Task directions> Do not include the pictures; repeat the rest of the data exactly.

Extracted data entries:
## begin
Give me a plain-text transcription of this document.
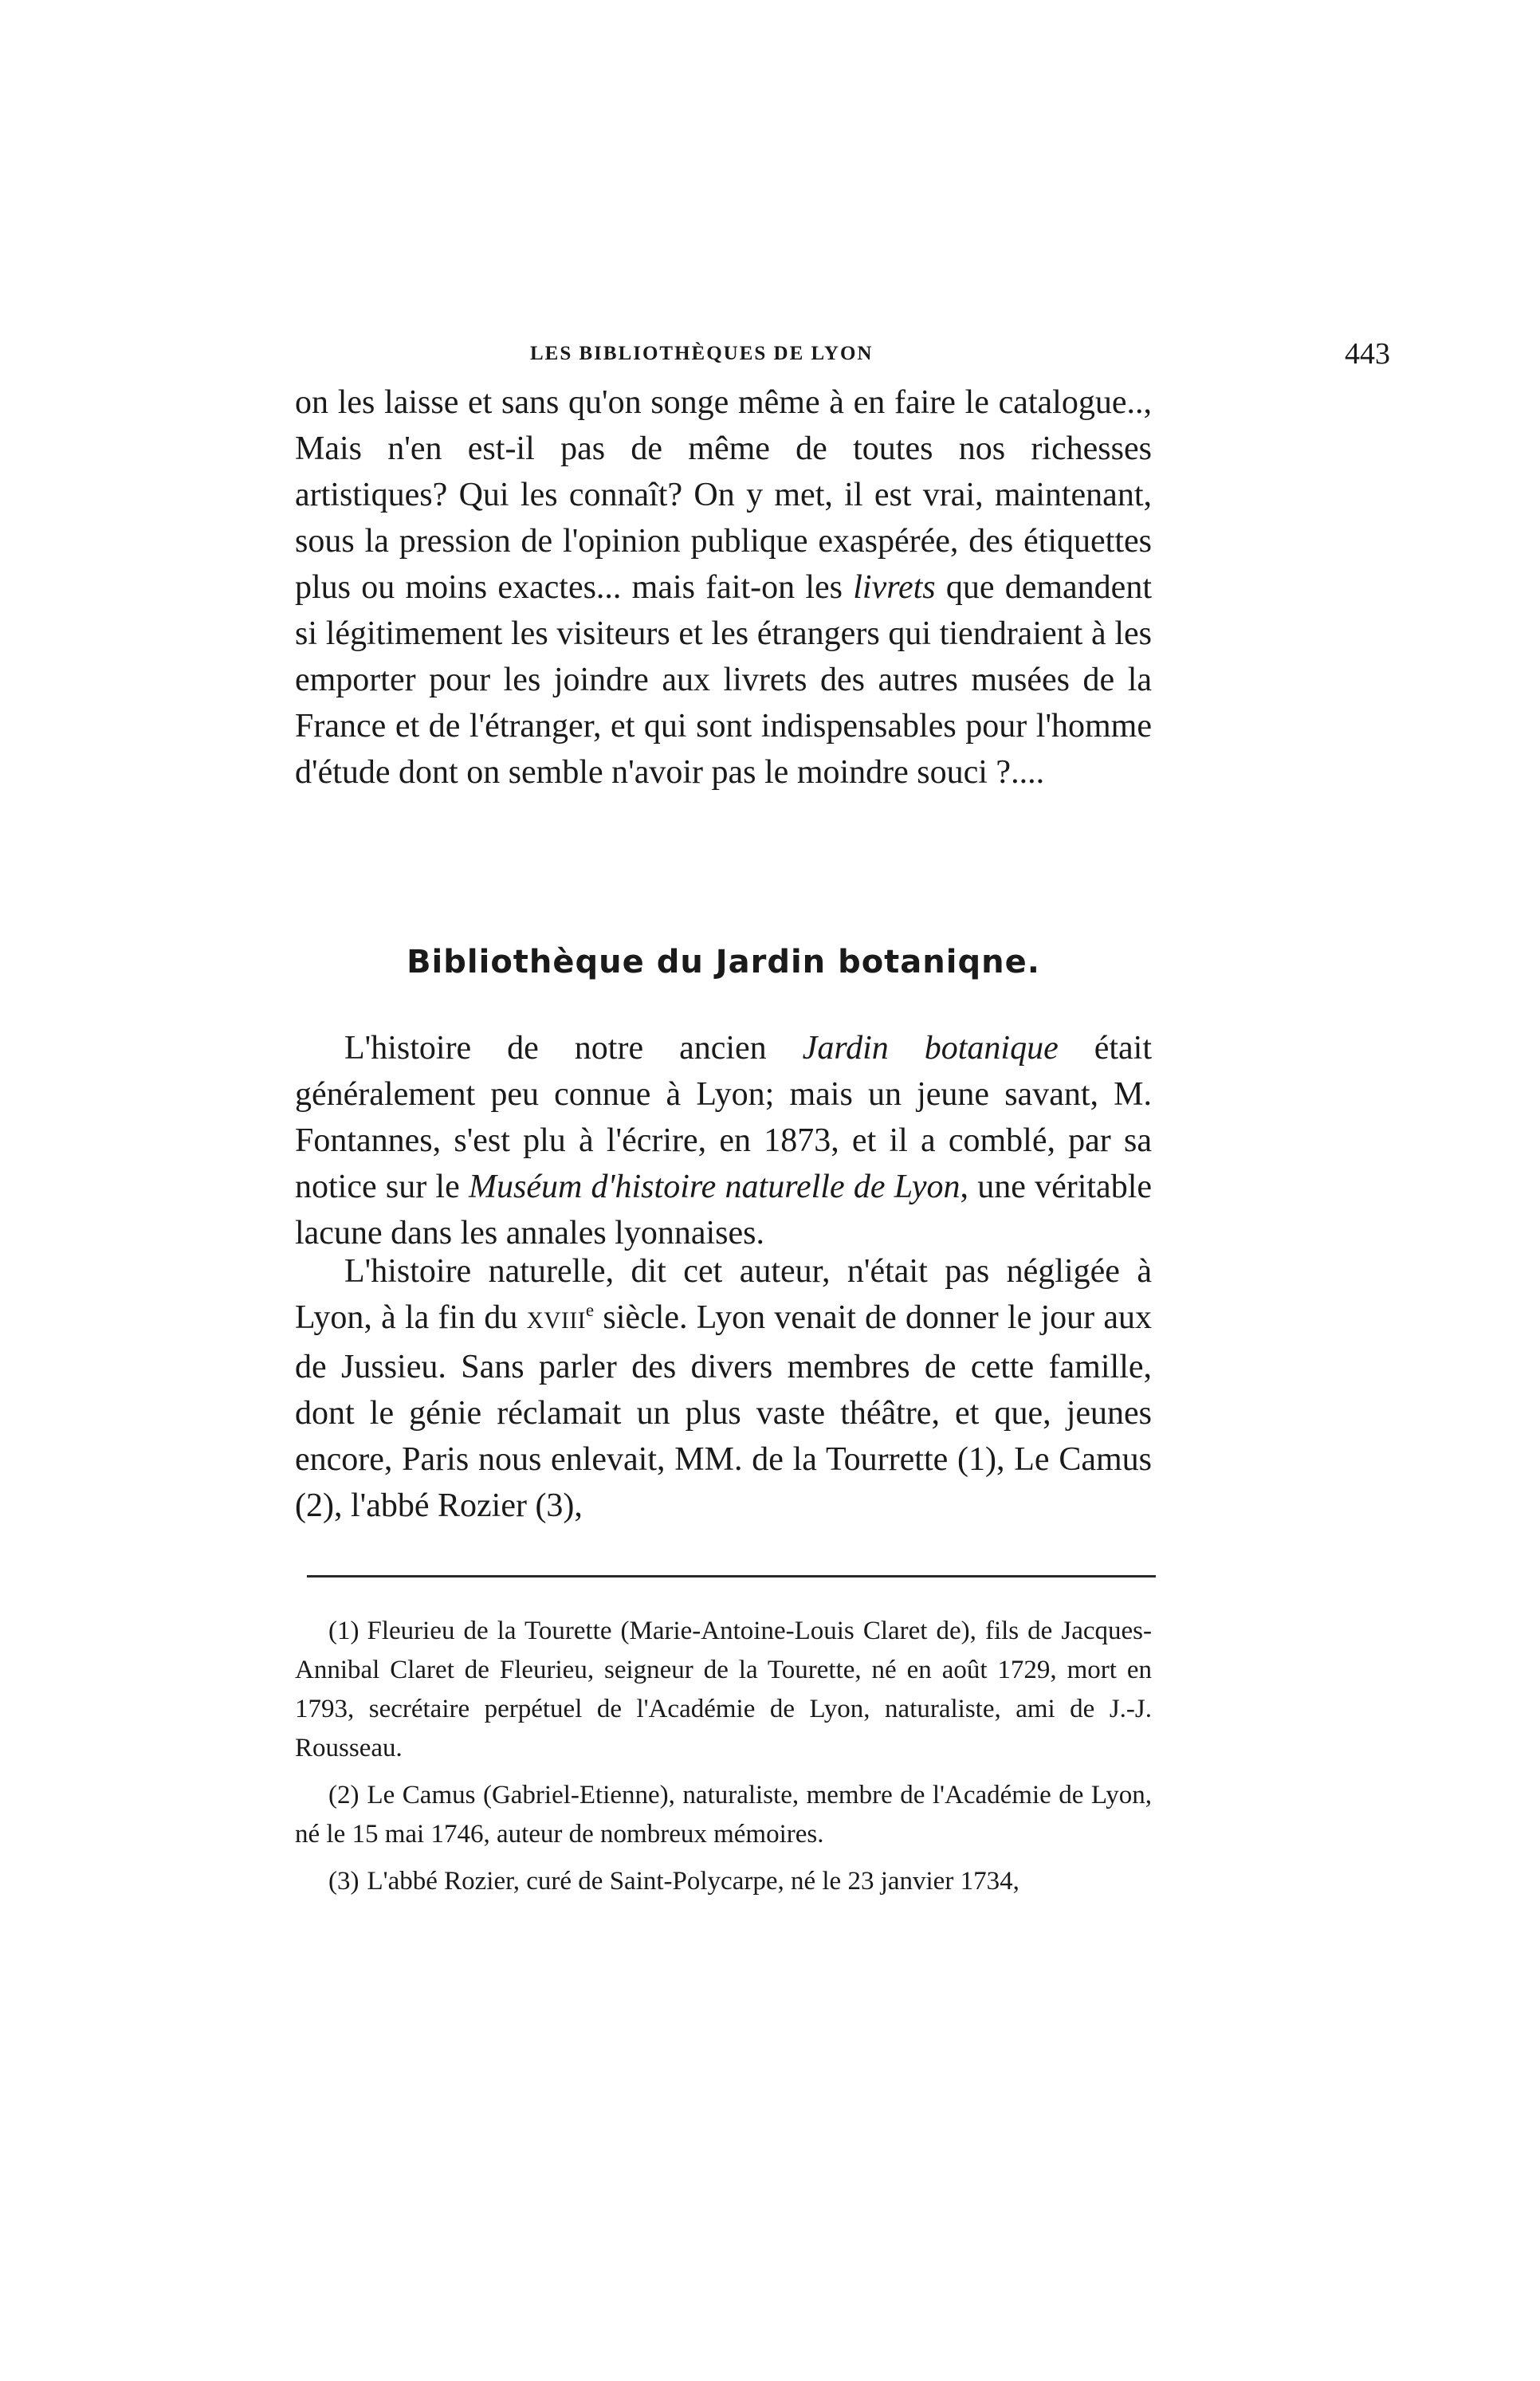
LES BIBLIOTHÈQUES DE LYON	443
on les laisse et sans qu'on songe même à en faire le catalogue.., Mais n'en est-il pas de même de toutes nos richesses artistiques? Qui les connaît? On y met, il est vrai, maintenant, sous la pression de l'opinion publique exaspérée, des étiquettes plus ou moins exactes... mais fait-on les livrets que demandent si légitimement les visiteurs et les étrangers qui tiendraient à les emporter pour les joindre aux livrets des autres musées de la France et de l'étranger, et qui sont indispensables pour l'homme d'étude dont on semble n'avoir pas le moindre souci ?....
Bibliothèque du Jardin botaniqne.
L'histoire de notre ancien Jardin botanique était généralement peu connue à Lyon; mais un jeune savant, M. Fontannes, s'est plu à l'écrire, en 1873, et il a comblé, par sa notice sur le Muséum d'histoire naturelle de Lyon, une véritable lacune dans les annales lyonnaises.
L'histoire naturelle, dit cet auteur, n'était pas négligée à Lyon, à la fin du XVIIIe siècle. Lyon venait de donner le jour aux de Jussieu. Sans parler des divers membres de cette famille, dont le génie réclamait un plus vaste théâtre, et que, jeunes encore, Paris nous enlevait, MM. de la Tourrette (1), Le Camus (2), l'abbé Rozier (3),

(1) Fleurieu de la Tourette (Marie-Antoine-Louis Claret de), fils de Jacques-Annibal Claret de Fleurieu, seigneur de la Tourette, né en août 1729, mort en 1793, secrétaire perpétuel de l'Académie de Lyon, naturaliste, ami de J.-J. Rousseau.

(2) Le Camus (Gabriel-Etienne), naturaliste, membre de l'Académie de Lyon, né le 15 mai 1746, auteur de nombreux mémoires.

(3) L'abbé Rozier, curé de Saint-Polycarpe, né le 23 janvier 1734,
## end
The result>
Give me a plain-text transcription of this document.
LES BIBLIOTHÈQUES DE LYON	443
on les laisse et sans qu'on songe même à en faire le catalogue.., Mais n'en est-il pas de même de toutes nos richesses artistiques? Qui les connaît? On y met, il est vrai, maintenant, sous la pression de l'opinion publique exaspérée, des étiquettes plus ou moins exactes... mais fait-on les livrets que demandent si légitimement les visiteurs et les étrangers qui tiendraient à les emporter pour les joindre aux livrets des autres musées de la France et de l'étranger, et qui sont indispensables pour l'homme d'étude dont on semble n'avoir pas le moindre souci ?....
Bibliothèque du Jardin botaniqne.
L'histoire de notre ancien Jardin botanique était généralement peu connue à Lyon; mais un jeune savant, M. Fontannes, s'est plu à l'écrire, en 1873, et il a comblé, par sa notice sur le Muséum d'histoire naturelle de Lyon, une véritable lacune dans les annales lyonnaises.
L'histoire naturelle, dit cet auteur, n'était pas négligée à Lyon, à la fin du XVIIIe siècle. Lyon venait de donner le jour aux de Jussieu. Sans parler des divers membres de cette famille, dont le génie réclamait un plus vaste théâtre, et que, jeunes encore, Paris nous enlevait, MM. de la Tourrette (1), Le Camus (2), l'abbé Rozier (3),

(1) Fleurieu de la Tourette (Marie-Antoine-Louis Claret de), fils de Jacques-Annibal Claret de Fleurieu, seigneur de la Tourette, né en août 1729, mort en 1793, secrétaire perpétuel de l'Académie de Lyon, naturaliste, ami de J.-J. Rousseau.

(2) Le Camus (Gabriel-Etienne), naturaliste, membre de l'Académie de Lyon, né le 15 mai 1746, auteur de nombreux mémoires.

(3) L'abbé Rozier, curé de Saint-Polycarpe, né le 23 janvier 1734,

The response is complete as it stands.